__Material for this task__
──────

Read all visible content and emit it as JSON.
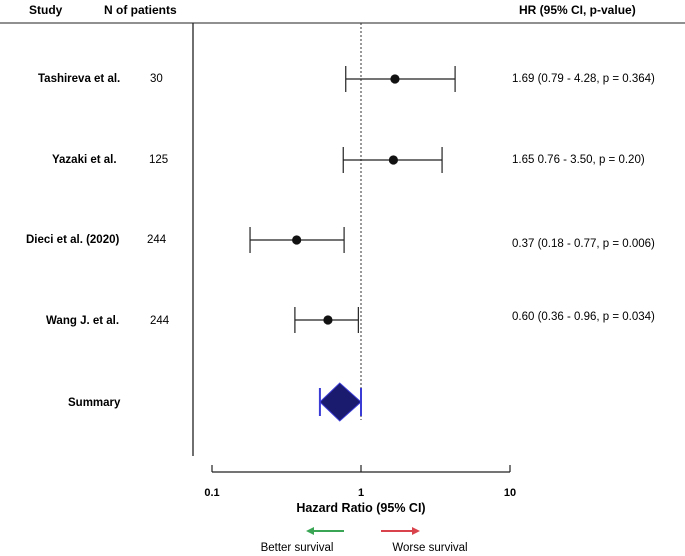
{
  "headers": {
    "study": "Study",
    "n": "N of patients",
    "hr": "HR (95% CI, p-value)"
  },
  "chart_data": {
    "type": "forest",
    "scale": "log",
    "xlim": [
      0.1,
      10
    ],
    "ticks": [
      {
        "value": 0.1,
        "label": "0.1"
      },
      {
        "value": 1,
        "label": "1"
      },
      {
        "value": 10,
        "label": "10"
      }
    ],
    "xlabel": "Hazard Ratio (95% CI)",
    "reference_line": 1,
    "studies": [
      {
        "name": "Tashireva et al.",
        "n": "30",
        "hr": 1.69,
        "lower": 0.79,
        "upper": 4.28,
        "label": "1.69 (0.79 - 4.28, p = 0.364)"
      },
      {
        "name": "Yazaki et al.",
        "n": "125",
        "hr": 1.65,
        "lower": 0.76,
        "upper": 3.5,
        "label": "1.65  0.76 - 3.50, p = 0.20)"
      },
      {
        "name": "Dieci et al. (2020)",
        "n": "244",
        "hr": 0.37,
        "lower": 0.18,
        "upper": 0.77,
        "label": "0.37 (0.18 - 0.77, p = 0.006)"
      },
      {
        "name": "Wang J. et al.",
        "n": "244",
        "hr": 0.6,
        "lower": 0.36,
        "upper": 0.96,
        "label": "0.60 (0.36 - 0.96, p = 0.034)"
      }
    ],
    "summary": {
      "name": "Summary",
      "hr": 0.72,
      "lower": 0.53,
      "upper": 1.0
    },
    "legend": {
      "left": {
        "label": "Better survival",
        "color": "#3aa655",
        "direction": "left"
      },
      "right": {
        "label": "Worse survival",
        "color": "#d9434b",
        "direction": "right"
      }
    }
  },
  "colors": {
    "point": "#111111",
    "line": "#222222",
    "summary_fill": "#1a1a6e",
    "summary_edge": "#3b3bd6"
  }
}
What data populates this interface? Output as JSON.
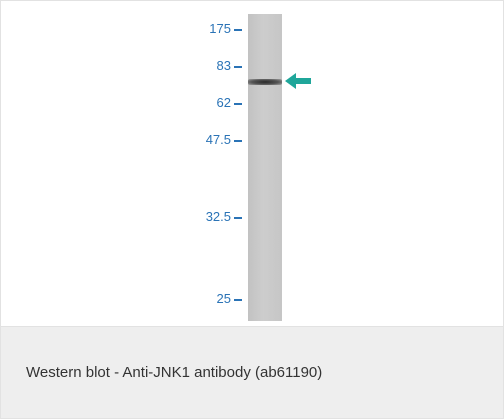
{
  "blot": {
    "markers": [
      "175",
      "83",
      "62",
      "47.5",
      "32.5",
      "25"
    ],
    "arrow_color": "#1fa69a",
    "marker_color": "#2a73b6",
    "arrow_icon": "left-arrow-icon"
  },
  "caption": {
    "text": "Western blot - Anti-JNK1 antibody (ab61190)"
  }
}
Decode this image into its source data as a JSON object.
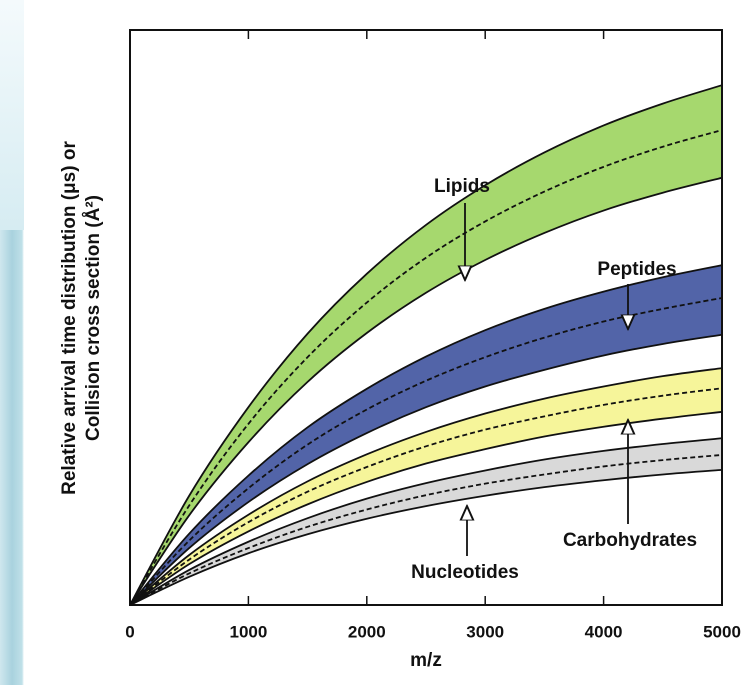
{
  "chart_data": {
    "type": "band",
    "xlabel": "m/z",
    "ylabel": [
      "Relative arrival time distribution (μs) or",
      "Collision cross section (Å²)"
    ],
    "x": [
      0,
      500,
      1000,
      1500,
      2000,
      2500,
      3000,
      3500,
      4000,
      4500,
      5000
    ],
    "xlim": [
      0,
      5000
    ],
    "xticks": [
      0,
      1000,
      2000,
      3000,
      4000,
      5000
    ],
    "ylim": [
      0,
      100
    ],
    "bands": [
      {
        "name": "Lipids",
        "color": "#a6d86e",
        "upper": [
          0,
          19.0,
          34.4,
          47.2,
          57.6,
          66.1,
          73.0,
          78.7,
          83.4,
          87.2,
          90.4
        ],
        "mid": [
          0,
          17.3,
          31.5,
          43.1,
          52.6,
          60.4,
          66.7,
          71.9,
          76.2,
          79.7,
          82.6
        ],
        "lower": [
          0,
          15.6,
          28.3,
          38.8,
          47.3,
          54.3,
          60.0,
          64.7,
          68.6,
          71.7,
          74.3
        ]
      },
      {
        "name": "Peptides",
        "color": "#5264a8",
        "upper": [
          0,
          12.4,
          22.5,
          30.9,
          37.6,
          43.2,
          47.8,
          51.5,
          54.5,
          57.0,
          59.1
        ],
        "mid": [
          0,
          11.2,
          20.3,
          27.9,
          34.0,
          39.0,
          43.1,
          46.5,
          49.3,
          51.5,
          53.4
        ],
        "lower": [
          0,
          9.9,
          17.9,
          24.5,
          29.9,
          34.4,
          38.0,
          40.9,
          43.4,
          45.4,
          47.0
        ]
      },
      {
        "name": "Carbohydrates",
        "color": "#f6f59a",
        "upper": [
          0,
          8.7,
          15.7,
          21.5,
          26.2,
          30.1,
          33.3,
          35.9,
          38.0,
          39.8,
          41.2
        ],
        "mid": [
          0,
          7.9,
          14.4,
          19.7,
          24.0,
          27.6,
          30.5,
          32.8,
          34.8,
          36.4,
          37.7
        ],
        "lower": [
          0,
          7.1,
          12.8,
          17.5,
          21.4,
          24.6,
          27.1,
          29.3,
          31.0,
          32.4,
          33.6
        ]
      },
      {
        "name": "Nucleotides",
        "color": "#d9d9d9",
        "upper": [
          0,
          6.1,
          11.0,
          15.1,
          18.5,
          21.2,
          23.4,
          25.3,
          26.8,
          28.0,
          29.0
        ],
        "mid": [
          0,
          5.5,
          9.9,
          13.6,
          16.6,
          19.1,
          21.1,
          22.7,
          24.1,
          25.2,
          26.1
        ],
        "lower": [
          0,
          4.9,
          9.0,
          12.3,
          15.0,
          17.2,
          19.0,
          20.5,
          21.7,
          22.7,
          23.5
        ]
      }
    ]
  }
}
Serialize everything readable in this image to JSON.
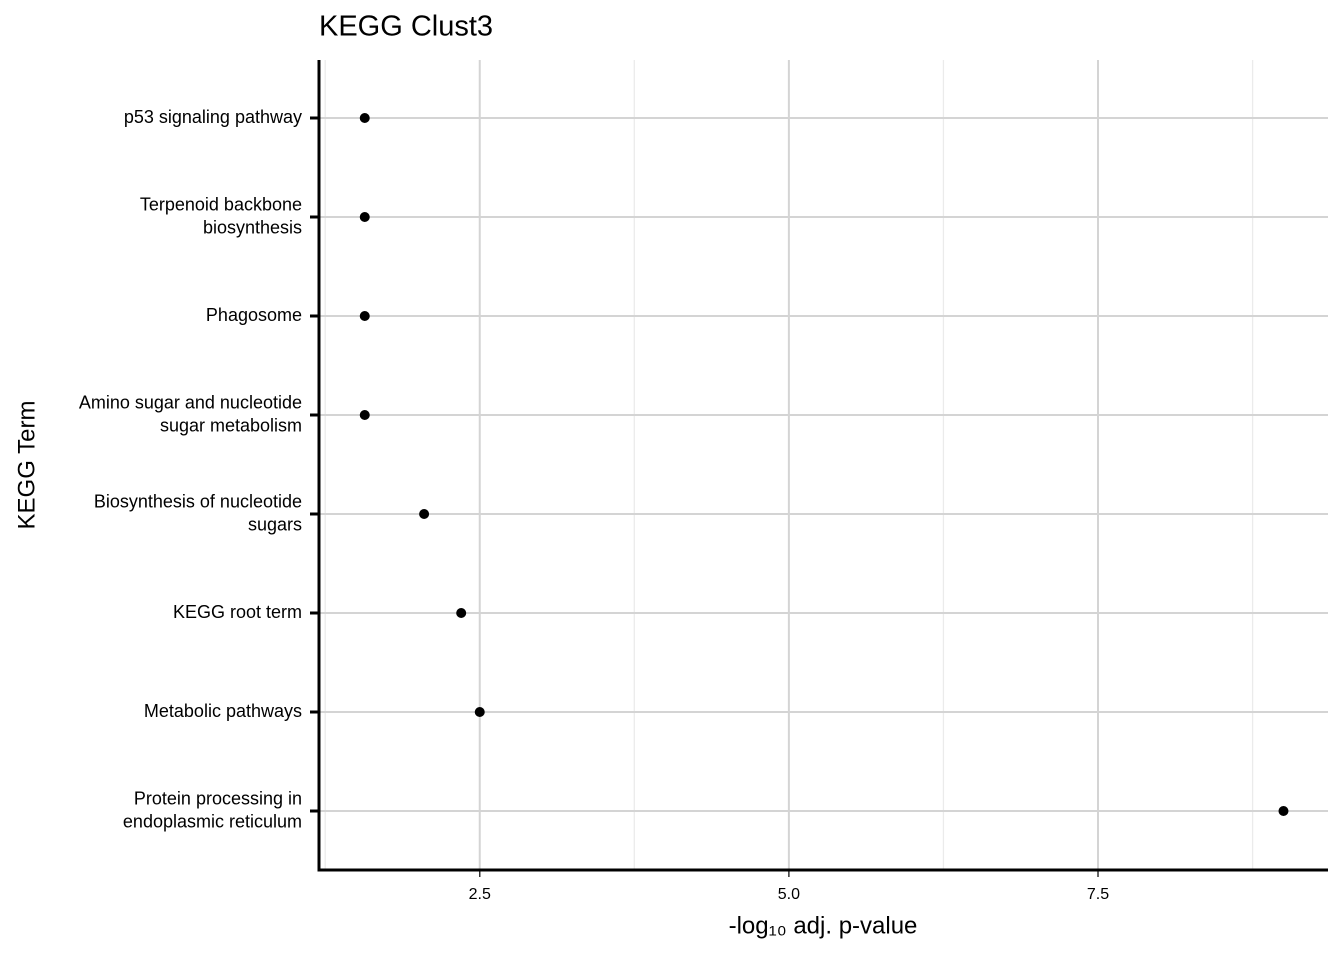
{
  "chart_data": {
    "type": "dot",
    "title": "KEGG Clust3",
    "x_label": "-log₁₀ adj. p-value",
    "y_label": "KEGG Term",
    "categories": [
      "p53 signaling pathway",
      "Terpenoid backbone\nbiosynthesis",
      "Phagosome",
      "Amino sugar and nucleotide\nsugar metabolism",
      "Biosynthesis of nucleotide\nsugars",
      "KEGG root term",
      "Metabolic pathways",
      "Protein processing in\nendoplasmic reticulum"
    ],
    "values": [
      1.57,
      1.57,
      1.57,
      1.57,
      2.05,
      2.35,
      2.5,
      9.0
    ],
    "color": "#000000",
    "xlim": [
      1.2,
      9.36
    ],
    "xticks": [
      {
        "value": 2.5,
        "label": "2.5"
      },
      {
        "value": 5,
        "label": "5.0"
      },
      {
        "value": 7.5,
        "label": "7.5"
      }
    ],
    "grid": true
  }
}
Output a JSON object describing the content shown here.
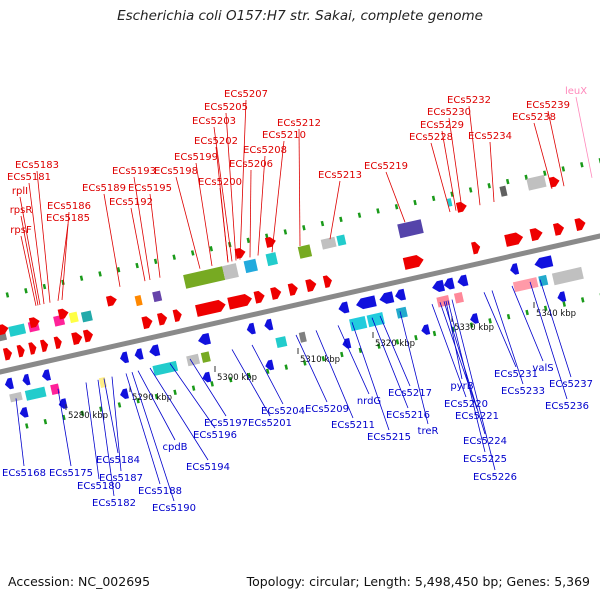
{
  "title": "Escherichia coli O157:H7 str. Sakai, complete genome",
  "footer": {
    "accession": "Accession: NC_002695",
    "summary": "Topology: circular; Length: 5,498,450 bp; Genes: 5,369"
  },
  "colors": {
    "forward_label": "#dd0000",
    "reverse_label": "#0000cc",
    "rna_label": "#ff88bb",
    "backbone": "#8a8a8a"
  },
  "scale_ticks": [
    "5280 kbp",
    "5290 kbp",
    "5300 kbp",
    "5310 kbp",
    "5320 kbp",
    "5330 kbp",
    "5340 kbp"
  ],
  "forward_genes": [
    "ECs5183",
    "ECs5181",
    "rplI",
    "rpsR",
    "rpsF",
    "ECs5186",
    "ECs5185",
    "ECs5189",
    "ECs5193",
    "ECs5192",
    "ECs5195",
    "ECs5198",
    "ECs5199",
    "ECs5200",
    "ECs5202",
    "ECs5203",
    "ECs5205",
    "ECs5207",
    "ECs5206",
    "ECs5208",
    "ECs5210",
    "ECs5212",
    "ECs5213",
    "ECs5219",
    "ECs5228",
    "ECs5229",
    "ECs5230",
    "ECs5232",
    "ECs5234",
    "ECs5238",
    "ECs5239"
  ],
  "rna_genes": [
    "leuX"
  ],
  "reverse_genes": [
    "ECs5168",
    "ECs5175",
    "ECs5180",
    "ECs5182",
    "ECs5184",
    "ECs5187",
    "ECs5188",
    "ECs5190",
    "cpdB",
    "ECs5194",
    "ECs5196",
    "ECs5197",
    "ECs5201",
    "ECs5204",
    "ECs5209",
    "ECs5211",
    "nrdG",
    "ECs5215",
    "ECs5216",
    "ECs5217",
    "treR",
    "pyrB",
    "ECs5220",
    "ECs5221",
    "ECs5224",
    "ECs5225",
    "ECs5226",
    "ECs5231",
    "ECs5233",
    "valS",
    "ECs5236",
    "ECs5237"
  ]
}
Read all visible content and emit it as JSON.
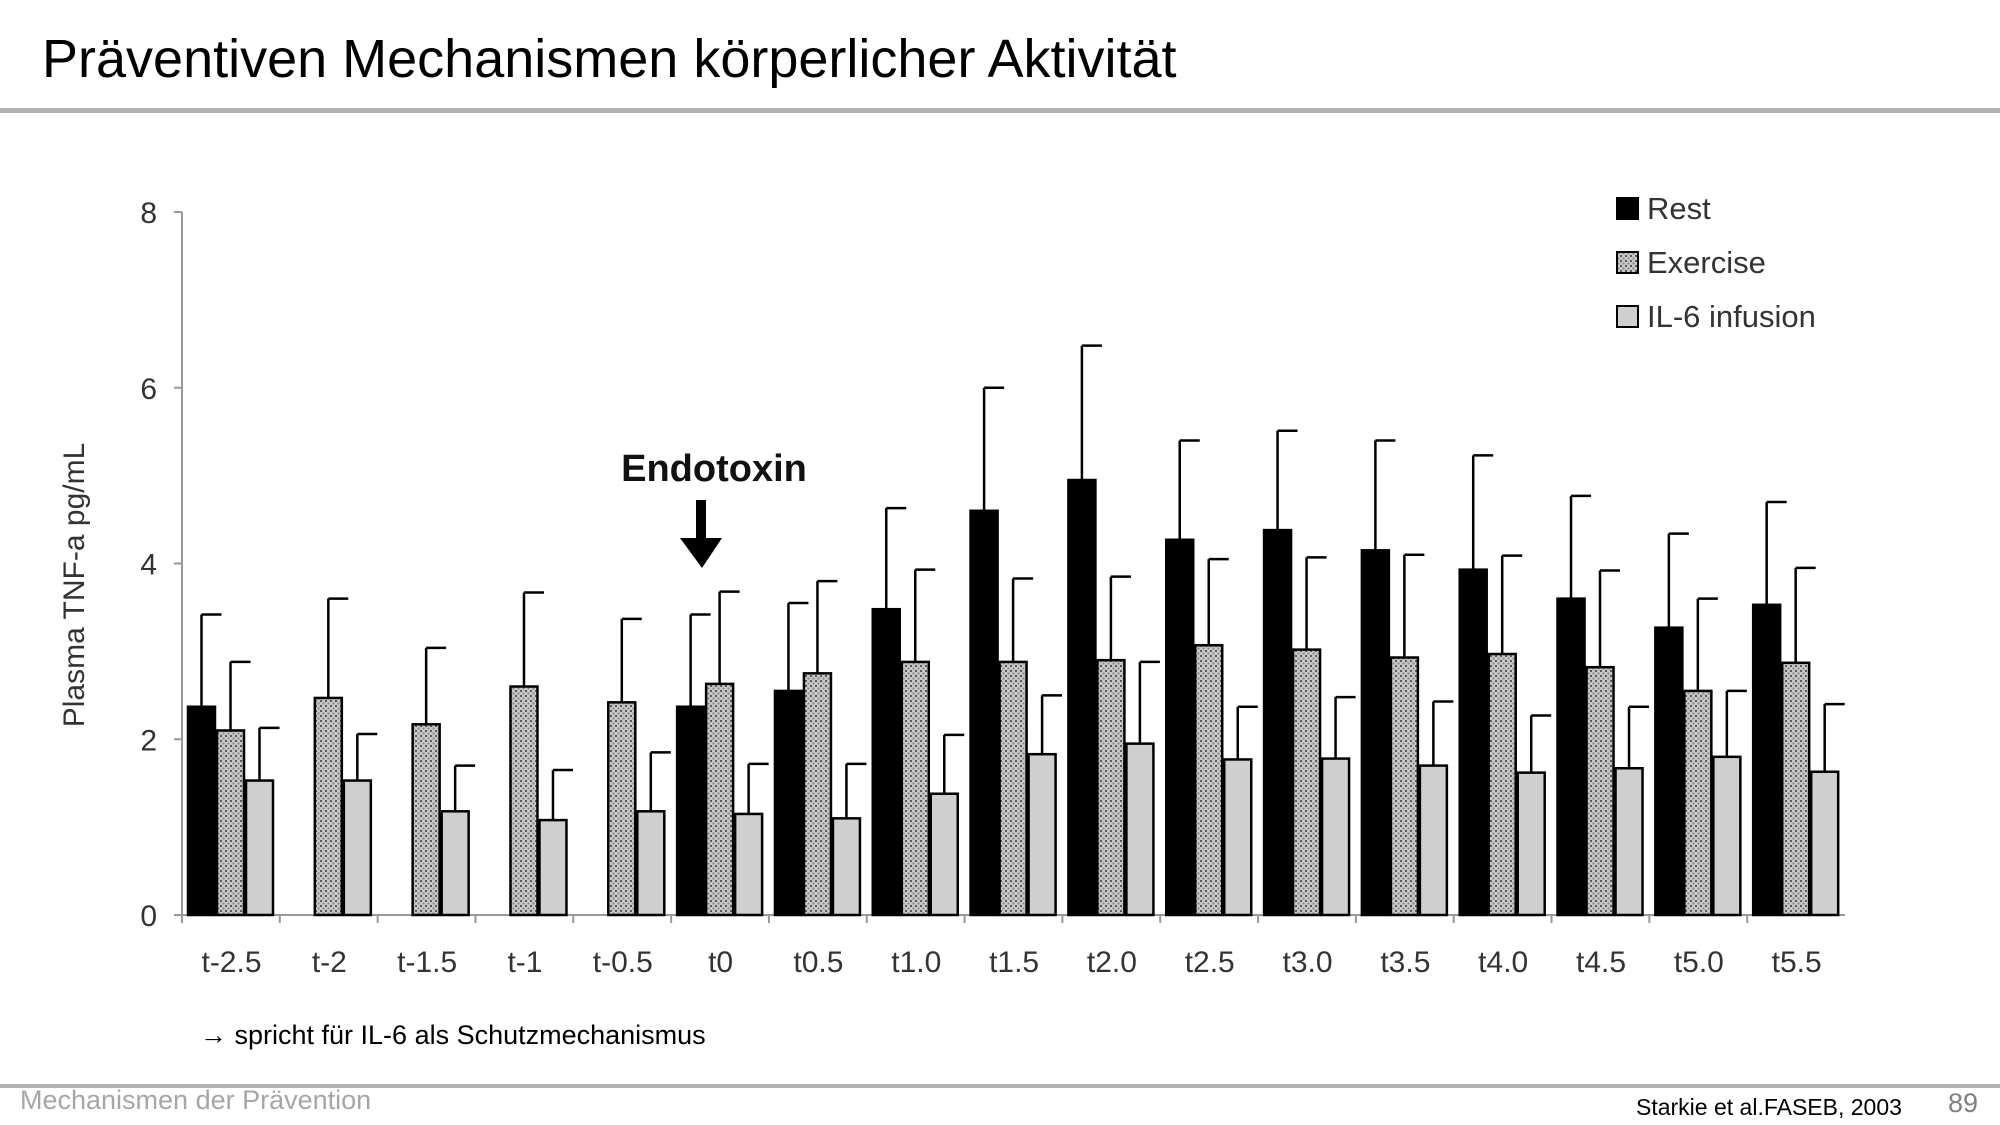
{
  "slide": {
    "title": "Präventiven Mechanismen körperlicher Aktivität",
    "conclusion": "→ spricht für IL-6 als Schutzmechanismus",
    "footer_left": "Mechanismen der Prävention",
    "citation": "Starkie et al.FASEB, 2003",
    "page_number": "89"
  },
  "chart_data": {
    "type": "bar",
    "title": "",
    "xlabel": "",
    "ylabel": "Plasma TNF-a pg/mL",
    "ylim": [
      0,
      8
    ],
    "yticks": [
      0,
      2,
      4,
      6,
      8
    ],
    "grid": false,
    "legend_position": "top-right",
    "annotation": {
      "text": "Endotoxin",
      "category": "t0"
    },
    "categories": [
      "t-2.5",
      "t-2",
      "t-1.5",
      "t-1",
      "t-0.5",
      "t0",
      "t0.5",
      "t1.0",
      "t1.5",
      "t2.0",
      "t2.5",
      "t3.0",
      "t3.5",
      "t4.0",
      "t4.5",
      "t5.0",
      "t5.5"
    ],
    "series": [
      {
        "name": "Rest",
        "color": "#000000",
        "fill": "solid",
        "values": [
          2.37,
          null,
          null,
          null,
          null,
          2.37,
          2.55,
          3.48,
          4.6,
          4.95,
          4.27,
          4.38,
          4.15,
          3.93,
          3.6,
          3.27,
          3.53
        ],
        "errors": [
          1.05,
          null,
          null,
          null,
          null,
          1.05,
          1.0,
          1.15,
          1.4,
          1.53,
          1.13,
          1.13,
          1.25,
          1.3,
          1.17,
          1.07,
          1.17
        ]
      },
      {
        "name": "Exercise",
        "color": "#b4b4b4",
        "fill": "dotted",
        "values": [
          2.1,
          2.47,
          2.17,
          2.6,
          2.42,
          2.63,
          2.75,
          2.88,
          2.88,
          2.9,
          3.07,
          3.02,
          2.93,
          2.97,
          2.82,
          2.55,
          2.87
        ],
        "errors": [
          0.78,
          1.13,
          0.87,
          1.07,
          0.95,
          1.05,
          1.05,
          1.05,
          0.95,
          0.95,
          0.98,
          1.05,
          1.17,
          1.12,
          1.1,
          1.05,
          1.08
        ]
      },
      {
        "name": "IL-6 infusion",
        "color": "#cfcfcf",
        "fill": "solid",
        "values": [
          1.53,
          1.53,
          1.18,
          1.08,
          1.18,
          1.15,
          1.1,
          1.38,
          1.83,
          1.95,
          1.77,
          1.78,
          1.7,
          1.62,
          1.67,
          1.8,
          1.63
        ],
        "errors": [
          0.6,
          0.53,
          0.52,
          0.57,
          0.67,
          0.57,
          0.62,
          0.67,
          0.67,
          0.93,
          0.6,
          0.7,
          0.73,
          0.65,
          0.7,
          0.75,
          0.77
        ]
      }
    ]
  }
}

──────

__What you have to do__
What is wanted is a copy of every line in the listing that includes the word "JSON".

__Task response__
Read all visible content and emit it as JSON.
What data populates this interface? Output as JSON.
Decode this image into its source data as a JSON object.
Serialize everything readable in this image to JSON.
Output a JSON object describing the content shown here.
Read all visible content and emit it as JSON.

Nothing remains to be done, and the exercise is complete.